*Stated problem*
Write out the whole listing again, exactly.

*Entries supplied*
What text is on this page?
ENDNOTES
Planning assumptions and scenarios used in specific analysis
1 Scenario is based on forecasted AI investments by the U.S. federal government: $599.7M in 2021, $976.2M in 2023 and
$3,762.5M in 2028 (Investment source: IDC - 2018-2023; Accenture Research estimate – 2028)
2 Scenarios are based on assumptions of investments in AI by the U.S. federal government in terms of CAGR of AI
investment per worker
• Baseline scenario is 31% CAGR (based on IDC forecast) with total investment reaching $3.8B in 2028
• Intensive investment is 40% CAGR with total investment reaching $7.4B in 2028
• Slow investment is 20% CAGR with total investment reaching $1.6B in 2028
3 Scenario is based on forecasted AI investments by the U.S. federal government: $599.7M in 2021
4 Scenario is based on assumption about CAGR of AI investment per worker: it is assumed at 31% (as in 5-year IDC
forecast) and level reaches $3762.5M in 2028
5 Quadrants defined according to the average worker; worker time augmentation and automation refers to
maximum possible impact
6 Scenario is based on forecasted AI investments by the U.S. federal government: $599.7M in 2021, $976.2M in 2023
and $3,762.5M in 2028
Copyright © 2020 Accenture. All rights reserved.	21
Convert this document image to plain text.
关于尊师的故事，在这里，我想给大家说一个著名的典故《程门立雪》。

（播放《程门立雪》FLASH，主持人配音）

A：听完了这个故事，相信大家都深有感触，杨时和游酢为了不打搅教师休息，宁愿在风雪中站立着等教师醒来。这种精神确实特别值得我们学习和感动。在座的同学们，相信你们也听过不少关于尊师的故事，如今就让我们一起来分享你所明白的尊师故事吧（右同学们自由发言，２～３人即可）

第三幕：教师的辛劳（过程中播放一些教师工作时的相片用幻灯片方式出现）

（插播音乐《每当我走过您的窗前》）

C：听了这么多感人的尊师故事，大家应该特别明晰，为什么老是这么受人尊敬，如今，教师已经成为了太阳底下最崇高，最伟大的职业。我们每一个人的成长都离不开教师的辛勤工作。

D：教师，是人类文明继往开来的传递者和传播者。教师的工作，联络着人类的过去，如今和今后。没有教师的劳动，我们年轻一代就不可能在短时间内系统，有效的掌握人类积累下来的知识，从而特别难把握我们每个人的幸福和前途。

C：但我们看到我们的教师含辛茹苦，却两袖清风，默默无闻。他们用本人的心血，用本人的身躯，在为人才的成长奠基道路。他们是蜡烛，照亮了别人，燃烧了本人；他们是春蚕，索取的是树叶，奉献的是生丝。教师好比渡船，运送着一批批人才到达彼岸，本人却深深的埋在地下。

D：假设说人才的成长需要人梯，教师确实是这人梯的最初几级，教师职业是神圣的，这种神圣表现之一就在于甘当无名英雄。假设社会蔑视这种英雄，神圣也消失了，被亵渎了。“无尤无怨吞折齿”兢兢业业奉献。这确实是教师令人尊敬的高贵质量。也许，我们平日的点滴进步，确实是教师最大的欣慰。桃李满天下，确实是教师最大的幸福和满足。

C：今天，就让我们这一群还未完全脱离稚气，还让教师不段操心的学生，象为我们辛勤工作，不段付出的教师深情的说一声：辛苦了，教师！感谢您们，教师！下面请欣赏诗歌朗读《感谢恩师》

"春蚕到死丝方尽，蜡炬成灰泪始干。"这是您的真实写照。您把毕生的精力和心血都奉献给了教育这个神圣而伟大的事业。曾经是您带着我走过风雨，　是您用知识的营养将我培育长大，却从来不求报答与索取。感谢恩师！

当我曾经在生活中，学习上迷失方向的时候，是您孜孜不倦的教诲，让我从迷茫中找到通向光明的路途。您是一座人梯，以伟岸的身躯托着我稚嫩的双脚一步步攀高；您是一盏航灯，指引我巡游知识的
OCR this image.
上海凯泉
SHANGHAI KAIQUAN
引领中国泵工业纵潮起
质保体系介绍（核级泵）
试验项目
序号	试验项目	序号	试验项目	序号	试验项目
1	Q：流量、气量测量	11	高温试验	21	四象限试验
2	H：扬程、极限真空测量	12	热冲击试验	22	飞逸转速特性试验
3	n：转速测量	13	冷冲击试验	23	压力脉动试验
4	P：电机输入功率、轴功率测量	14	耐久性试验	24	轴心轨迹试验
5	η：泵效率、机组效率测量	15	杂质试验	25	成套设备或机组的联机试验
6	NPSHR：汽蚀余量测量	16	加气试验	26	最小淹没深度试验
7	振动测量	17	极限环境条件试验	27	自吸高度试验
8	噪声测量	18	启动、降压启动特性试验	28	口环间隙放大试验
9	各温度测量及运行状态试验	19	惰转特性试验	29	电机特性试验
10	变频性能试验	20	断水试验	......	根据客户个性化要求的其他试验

*Written solution*
What text is on this page?
ENDNOTES
Planning assumptions and scenarios used in specific analysis
1 Scenario is based on forecasted AI investments by the U.S. federal government: $599.7M in 2021, $976.2M in 2023 and
$3,762.5M in 2028 (Investment source: IDC - 2018-2023; Accenture Research estimate – 2028)
2 Scenarios are based on assumptions of investments in AI by the U.S. federal government in terms of CAGR of AI
investment per worker
• Baseline scenario is 31% CAGR (based on IDC forecast) with total investment reaching $3.8B in 2028
• Intensive investment is 40% CAGR with total investment reaching $7.4B in 2028
• Slow investment is 20% CAGR with total investment reaching $1.6B in 2028
3 Scenario is based on forecasted AI investments by the U.S. federal government: $599.7M in 2021
4 Scenario is based on assumption about CAGR of AI investment per worker: it is assumed at 31% (as in 5-year IDC
forecast) and level reaches $3762.5M in 2028
5 Quadrants defined according to the average worker; worker time augmentation and automation refers to
maximum possible impact
6 Scenario is based on forecasted AI investments by the U.S. federal government: $599.7M in 2021, $976.2M in 2023
and $3,762.5M in 2028
Copyright © 2020 Accenture. All rights reserved.	21
Convert this document image to plain text.
关于尊师的故事，在这里，我想给大家说一个著名的典故《程门立雪》。

（播放《程门立雪》FLASH，主持人配音）

A：听完了这个故事，相信大家都深有感触，杨时和游酢为了不打搅教师休息，宁愿在风雪中站立着等教师醒来。这种精神确实特别值得我们学习和感动。在座的同学们，相信你们也听过不少关于尊师的故事，如今就让我们一起来分享你所明白的尊师故事吧（右同学们自由发言，２～３人即可）

第三幕：教师的辛劳（过程中播放一些教师工作时的相片用幻灯片方式出现）

（插播音乐《每当我走过您的窗前》）

C：听了这么多感人的尊师故事，大家应该特别明晰，为什么老是这么受人尊敬，如今，教师已经成为了太阳底下最崇高，最伟大的职业。我们每一个人的成长都离不开教师的辛勤工作。

D：教师，是人类文明继往开来的传递者和传播者。教师的工作，联络着人类的过去，如今和今后。没有教师的劳动，我们年轻一代就不可能在短时间内系统，有效的掌握人类积累下来的知识，从而特别难把握我们每个人的幸福和前途。

C：但我们看到我们的教师含辛茹苦，却两袖清风，默默无闻。他们用本人的心血，用本人的身躯，在为人才的成长奠基道路。他们是蜡烛，照亮了别人，燃烧了本人；他们是春蚕，索取的是树叶，奉献的是生丝。教师好比渡船，运送着一批批人才到达彼岸，本人却深深的埋在地下。

D：假设说人才的成长需要人梯，教师确实是这人梯的最初几级，教师职业是神圣的，这种神圣表现之一就在于甘当无名英雄。假设社会蔑视这种英雄，神圣也消失了，被亵渎了。“无尤无怨吞折齿”兢兢业业奉献。这确实是教师令人尊敬的高贵质量。也许，我们平日的点滴进步，确实是教师最大的欣慰。桃李满天下，确实是教师最大的幸福和满足。

C：今天，就让我们这一群还未完全脱离稚气，还让教师不段操心的学生，象为我们辛勤工作，不段付出的教师深情的说一声：辛苦了，教师！感谢您们，教师！下面请欣赏诗歌朗读《感谢恩师》

"春蚕到死丝方尽，蜡炬成灰泪始干。"这是您的真实写照。您把毕生的精力和心血都奉献给了教育这个神圣而伟大的事业。曾经是您带着我走过风雨，　是您用知识的营养将我培育长大，却从来不求报答与索取。感谢恩师！

当我曾经在生活中，学习上迷失方向的时候，是您孜孜不倦的教诲，让我从迷茫中找到通向光明的路途。您是一座人梯，以伟岸的身躯托着我稚嫩的双脚一步步攀高；您是一盏航灯，指引我巡游知识的
OCR this image.
上海凯泉
SHANGHAI KAIQUAN
引领中国泵工业纵潮起
质保体系介绍（核级泵）
试验项目
序号	试验项目	序号	试验项目	序号	试验项目
1	Q：流量、气量测量	11	高温试验	21	四象限试验
2	H：扬程、极限真空测量	12	热冲击试验	22	飞逸转速特性试验
3	n：转速测量	13	冷冲击试验	23	压力脉动试验
4	P：电机输入功率、轴功率测量	14	耐久性试验	24	轴心轨迹试验
5	η：泵效率、机组效率测量	15	杂质试验	25	成套设备或机组的联机试验
6	NPSHR：汽蚀余量测量	16	加气试验	26	最小淹没深度试验
7	振动测量	17	极限环境条件试验	27	自吸高度试验
8	噪声测量	18	启动、降压启动特性试验	28	口环间隙放大试验
9	各温度测量及运行状态试验	19	惰转特性试验	29	电机特性试验
10	变频性能试验	20	断水试验	......	根据客户个性化要求的其他试验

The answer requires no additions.